What the exercise asks:
Write out the material exactly, without any of its pictures.
--- BEGIN Dataset rows ---
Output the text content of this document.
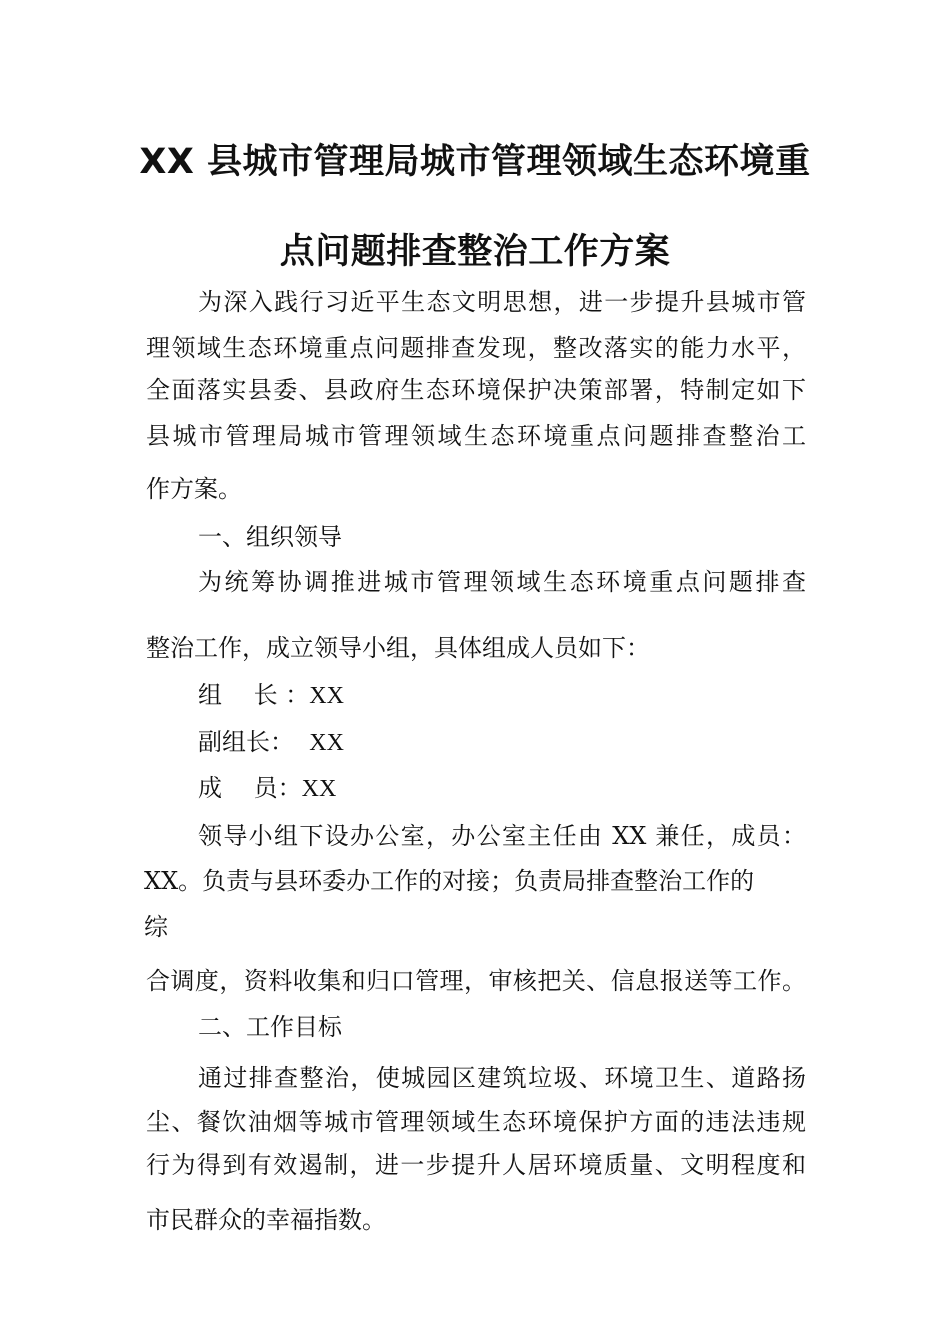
XX 县城市管理局城市管理领域生态环境重
点问题排查整治工作方案
为深入践行习近平生态文明思想，进一步提升县城市管
理领域生态环境重点问题排查发现，整改落实的能力水平，
全面落实县委、县政府生态环境保护决策部署，特制定如下
县城市管理局城市管理领域生态环境重点问题排查整治工
作方案。
一、组织领导
为统筹协调推进城市管理领域生态环境重点问题排查
整治工作，成立领导小组，具体组成人员如下：
组　 长 ：XX
副组长： XX
成　 员：XX
领导小组下设办公室，办公室主任由 XX 兼任，成员：
XX。负责与县环委办工作的对接；负责局排查整治工作的
综
合调度，资料收集和归口管理，审核把关、信息报送等工作。
二、工作目标
通过排查整治，使城园区建筑垃圾、环境卫生、道路扬
尘、餐饮油烟等城市管理领域生态环境保护方面的违法违规
行为得到有效遏制，进一步提升人居环境质量、文明程度和
市民群众的幸福指数。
--- END Dataset rows ---
Expected answer:
Output the text content of this document.
XX 县城市管理局城市管理领域生态环境重
点问题排查整治工作方案
为深入践行习近平生态文明思想，进一步提升县城市管
理领域生态环境重点问题排查发现，整改落实的能力水平，
全面落实县委、县政府生态环境保护决策部署，特制定如下
县城市管理局城市管理领域生态环境重点问题排查整治工
作方案。
一、组织领导
为统筹协调推进城市管理领域生态环境重点问题排查
整治工作，成立领导小组，具体组成人员如下：
组　 长 ：XX
副组长： XX
成　 员：XX
领导小组下设办公室，办公室主任由 XX 兼任，成员：
XX。负责与县环委办工作的对接；负责局排查整治工作的
综
合调度，资料收集和归口管理，审核把关、信息报送等工作。
二、工作目标
通过排查整治，使城园区建筑垃圾、环境卫生、道路扬
尘、餐饮油烟等城市管理领域生态环境保护方面的违法违规
行为得到有效遏制，进一步提升人居环境质量、文明程度和
市民群众的幸福指数。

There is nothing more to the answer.